======== STORED RECORDS ========
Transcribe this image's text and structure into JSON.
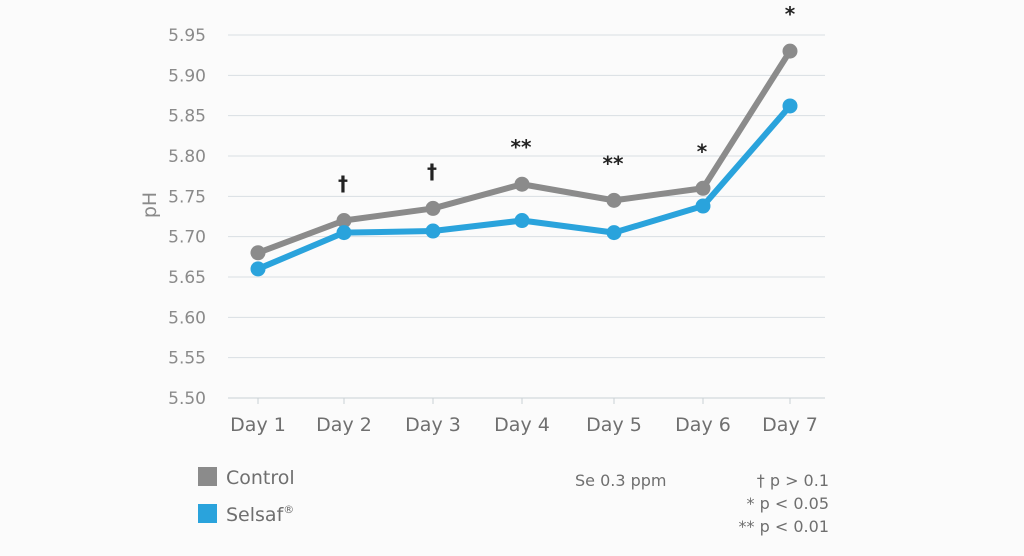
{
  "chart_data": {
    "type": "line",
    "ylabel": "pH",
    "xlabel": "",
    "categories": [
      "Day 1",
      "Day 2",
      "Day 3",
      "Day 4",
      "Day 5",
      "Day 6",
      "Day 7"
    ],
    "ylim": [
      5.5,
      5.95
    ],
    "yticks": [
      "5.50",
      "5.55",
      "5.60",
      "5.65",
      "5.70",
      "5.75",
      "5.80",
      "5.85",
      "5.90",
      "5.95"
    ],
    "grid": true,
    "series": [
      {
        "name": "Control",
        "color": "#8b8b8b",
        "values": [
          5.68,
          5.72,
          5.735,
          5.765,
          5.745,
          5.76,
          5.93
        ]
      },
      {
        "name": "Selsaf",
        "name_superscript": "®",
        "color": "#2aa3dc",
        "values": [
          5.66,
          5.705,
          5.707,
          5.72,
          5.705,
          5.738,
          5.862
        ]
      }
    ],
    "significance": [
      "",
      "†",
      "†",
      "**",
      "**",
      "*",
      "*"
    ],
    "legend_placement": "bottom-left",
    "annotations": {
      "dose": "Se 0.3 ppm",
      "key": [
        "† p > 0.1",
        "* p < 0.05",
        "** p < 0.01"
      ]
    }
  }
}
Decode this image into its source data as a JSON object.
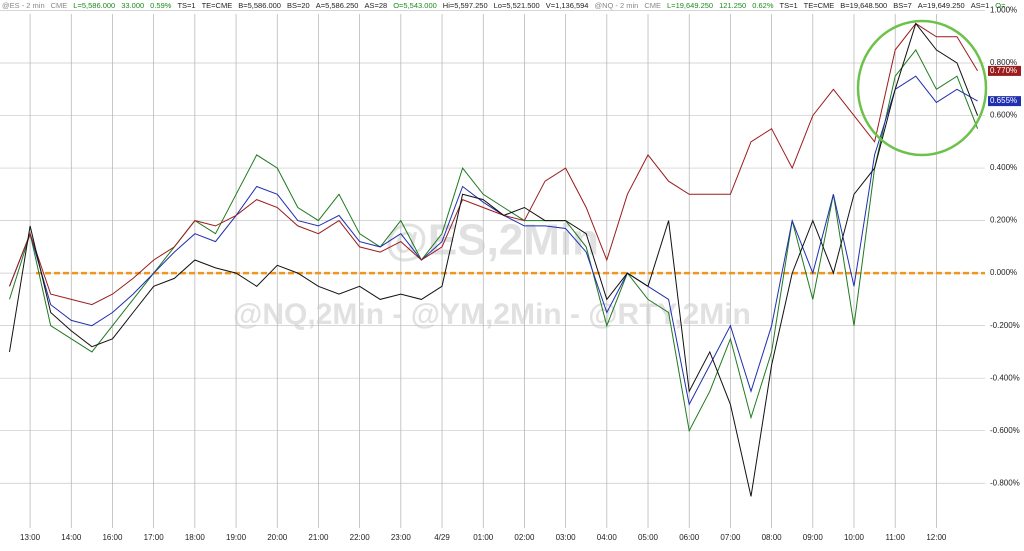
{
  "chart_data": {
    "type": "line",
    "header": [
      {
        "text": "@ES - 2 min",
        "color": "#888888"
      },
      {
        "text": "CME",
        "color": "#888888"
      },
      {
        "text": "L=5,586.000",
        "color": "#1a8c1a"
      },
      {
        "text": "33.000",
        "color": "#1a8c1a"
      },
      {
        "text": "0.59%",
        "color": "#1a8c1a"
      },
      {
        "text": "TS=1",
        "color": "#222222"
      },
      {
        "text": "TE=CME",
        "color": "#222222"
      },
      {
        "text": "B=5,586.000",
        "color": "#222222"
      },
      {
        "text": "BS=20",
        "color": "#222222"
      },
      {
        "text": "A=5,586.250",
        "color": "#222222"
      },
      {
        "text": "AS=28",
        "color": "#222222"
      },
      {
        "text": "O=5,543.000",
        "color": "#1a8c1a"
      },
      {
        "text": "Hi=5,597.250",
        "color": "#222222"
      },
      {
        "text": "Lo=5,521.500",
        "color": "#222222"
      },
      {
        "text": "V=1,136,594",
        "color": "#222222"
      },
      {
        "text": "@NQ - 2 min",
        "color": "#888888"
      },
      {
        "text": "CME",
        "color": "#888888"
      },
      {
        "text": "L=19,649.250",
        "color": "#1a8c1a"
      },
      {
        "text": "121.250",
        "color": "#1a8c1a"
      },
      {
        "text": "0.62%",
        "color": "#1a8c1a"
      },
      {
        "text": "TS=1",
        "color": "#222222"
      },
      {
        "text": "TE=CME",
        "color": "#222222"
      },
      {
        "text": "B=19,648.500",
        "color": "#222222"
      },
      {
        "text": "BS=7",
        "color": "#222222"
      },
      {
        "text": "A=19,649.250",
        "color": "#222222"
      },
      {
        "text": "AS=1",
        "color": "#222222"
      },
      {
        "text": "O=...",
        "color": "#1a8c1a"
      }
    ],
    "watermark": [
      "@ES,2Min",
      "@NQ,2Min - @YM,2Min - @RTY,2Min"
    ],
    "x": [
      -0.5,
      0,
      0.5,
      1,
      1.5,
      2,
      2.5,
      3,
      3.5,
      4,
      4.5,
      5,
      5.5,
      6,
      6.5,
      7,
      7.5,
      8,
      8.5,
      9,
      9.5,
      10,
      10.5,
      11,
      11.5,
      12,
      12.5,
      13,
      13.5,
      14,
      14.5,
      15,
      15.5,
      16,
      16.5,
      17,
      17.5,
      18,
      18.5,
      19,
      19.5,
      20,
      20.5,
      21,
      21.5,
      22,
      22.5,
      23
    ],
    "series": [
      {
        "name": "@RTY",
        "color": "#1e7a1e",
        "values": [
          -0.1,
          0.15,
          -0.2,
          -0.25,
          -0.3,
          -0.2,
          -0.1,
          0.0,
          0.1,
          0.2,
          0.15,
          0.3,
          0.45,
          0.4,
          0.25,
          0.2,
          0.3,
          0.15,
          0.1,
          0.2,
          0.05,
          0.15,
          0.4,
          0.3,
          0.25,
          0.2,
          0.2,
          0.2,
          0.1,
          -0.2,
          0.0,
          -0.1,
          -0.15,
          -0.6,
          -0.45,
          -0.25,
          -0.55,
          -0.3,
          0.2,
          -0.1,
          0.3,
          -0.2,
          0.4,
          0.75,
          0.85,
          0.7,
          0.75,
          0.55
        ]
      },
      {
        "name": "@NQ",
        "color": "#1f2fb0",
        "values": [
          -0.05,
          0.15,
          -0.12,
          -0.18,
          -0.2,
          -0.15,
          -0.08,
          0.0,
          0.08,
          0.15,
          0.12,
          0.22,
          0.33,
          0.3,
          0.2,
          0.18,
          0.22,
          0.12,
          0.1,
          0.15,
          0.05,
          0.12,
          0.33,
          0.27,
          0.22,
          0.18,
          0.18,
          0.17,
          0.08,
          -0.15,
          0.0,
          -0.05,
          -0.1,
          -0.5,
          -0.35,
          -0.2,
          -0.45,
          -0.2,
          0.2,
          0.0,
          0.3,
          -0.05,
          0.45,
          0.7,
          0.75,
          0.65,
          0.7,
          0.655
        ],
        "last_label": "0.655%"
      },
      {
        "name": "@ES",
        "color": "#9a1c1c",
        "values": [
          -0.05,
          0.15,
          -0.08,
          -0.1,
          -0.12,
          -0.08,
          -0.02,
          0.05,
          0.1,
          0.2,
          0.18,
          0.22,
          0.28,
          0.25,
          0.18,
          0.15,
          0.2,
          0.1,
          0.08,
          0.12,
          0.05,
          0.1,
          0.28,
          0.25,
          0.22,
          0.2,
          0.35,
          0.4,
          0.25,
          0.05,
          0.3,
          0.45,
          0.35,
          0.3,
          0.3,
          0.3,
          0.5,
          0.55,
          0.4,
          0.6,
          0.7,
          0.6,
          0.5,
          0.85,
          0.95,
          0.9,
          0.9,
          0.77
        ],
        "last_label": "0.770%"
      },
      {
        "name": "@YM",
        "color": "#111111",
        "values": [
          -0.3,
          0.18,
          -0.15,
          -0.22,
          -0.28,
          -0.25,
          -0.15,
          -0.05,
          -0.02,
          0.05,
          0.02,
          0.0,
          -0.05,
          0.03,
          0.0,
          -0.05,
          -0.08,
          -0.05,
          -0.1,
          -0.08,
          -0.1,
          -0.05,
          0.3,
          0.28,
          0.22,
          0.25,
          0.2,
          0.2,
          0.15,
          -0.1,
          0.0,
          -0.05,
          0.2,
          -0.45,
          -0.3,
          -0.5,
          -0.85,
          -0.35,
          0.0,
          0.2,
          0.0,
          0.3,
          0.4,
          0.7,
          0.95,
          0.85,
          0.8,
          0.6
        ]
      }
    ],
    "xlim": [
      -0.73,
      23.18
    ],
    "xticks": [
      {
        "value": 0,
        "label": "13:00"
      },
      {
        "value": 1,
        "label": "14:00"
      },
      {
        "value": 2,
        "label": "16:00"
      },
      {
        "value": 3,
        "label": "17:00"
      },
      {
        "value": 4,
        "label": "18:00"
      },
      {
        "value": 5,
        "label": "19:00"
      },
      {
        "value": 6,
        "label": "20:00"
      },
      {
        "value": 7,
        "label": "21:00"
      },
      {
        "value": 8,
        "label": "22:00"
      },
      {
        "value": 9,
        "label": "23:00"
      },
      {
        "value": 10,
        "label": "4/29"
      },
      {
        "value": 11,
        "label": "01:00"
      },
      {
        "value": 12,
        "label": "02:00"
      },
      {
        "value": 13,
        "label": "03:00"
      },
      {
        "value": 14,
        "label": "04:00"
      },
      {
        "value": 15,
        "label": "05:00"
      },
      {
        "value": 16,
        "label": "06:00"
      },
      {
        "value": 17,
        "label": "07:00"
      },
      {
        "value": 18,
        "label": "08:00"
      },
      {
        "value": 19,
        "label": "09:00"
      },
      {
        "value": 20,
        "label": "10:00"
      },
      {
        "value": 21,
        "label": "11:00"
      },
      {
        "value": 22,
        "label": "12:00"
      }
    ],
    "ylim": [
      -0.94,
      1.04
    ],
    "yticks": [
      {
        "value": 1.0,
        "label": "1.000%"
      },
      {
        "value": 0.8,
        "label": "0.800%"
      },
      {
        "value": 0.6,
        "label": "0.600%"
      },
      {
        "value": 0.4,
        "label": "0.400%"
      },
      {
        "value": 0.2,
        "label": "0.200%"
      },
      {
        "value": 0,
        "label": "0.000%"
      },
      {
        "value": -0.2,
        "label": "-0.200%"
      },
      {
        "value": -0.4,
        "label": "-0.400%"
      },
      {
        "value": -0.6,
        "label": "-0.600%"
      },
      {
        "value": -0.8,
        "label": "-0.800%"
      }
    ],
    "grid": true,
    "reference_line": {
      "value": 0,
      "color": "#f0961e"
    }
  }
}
========
======== STORED RECORDS ========
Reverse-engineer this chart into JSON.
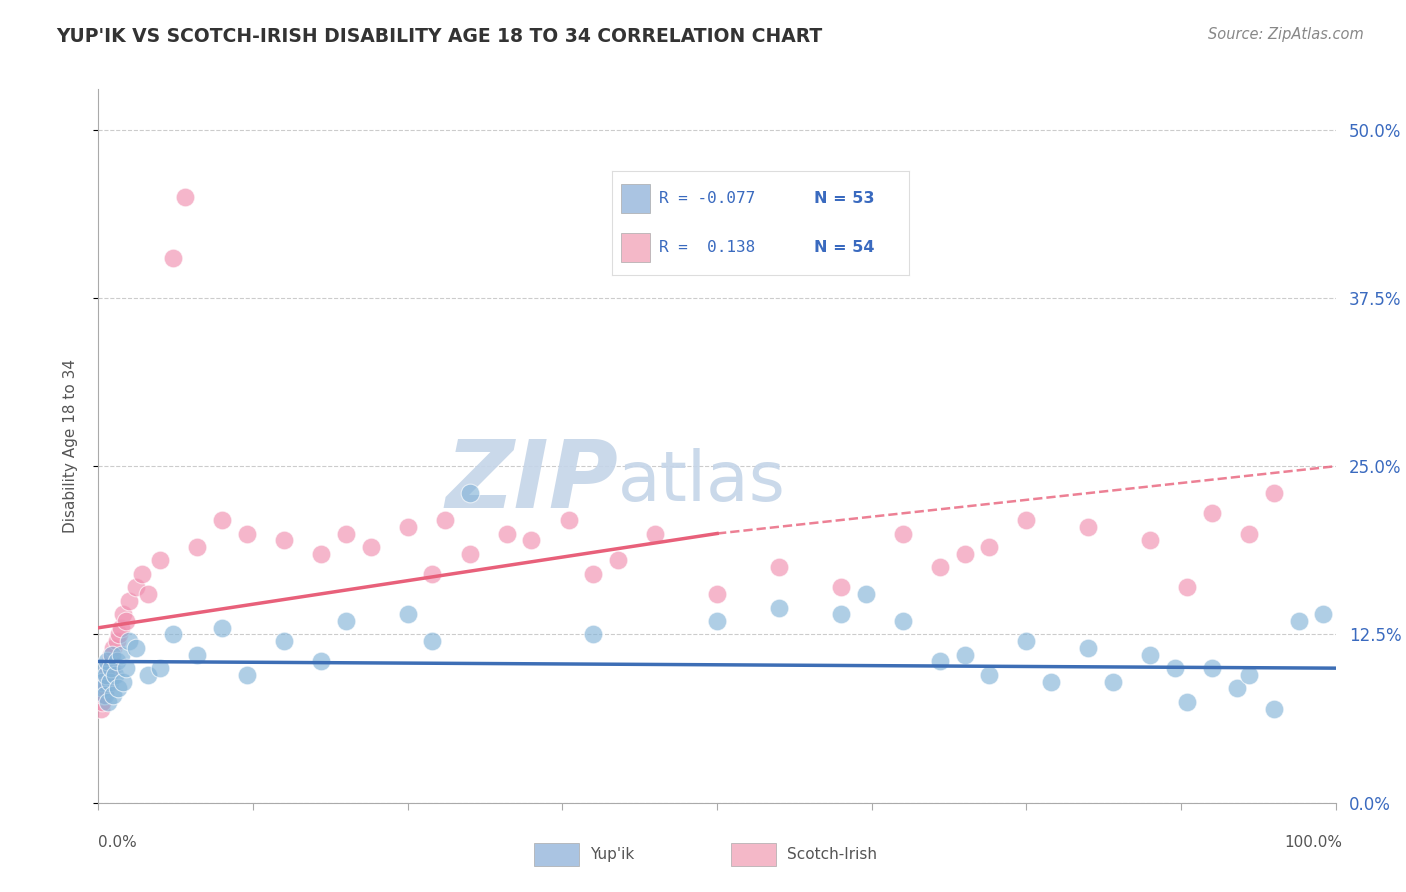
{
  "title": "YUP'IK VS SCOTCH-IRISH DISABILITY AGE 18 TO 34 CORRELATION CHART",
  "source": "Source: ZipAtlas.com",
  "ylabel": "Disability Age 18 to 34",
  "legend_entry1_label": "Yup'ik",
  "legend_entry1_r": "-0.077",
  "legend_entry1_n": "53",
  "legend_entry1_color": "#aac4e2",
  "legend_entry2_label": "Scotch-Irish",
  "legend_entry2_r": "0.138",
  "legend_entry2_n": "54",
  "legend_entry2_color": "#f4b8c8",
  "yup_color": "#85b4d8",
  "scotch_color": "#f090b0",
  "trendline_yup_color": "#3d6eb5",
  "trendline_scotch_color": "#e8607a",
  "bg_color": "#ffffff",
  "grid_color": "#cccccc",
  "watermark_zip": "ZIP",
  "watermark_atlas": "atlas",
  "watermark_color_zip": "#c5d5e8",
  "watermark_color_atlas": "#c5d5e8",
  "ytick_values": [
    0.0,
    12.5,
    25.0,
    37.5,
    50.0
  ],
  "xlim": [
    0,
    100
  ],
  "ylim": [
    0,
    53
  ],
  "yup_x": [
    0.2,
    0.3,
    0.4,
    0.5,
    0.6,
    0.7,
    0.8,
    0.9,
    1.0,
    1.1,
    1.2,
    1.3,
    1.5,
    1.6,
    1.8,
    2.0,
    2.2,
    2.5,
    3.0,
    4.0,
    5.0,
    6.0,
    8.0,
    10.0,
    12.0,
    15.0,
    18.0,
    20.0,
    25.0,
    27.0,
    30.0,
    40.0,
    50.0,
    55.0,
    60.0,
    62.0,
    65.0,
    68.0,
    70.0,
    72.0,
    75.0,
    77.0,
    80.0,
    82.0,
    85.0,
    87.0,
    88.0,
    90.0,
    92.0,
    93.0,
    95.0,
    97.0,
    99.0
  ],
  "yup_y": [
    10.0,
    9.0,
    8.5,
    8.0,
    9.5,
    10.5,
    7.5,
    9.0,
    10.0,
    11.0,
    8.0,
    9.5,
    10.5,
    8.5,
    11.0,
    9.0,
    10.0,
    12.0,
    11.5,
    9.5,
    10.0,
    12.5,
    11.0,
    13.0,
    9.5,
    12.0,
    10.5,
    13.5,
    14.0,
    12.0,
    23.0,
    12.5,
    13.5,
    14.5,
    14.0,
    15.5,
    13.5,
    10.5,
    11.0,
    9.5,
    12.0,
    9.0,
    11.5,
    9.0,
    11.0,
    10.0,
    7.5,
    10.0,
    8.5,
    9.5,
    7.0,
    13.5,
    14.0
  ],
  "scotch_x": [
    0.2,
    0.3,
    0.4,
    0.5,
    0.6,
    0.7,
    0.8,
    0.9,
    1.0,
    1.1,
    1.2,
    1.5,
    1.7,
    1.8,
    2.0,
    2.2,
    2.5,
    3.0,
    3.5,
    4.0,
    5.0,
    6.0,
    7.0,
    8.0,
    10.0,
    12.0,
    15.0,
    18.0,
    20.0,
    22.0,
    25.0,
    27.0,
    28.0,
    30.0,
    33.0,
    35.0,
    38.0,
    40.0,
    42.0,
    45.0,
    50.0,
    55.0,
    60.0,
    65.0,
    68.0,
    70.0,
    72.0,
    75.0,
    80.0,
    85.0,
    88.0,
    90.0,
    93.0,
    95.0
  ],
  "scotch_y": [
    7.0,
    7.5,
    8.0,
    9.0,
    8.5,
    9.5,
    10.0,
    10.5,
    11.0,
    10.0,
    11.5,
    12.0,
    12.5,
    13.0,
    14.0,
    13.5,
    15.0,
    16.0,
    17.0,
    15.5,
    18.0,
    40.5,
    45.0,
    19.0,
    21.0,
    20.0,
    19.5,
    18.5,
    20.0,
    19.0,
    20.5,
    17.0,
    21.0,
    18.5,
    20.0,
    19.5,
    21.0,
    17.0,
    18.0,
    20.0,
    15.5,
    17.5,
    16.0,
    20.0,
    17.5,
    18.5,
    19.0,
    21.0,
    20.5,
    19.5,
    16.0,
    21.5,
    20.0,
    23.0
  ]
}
========
STATED TASK:
Where a line contains the string "image", extract that line.

SOLVED PROBLEM:
Transcribe this image's text and structure into JSON.
Decode this image into its source data as a JSON object.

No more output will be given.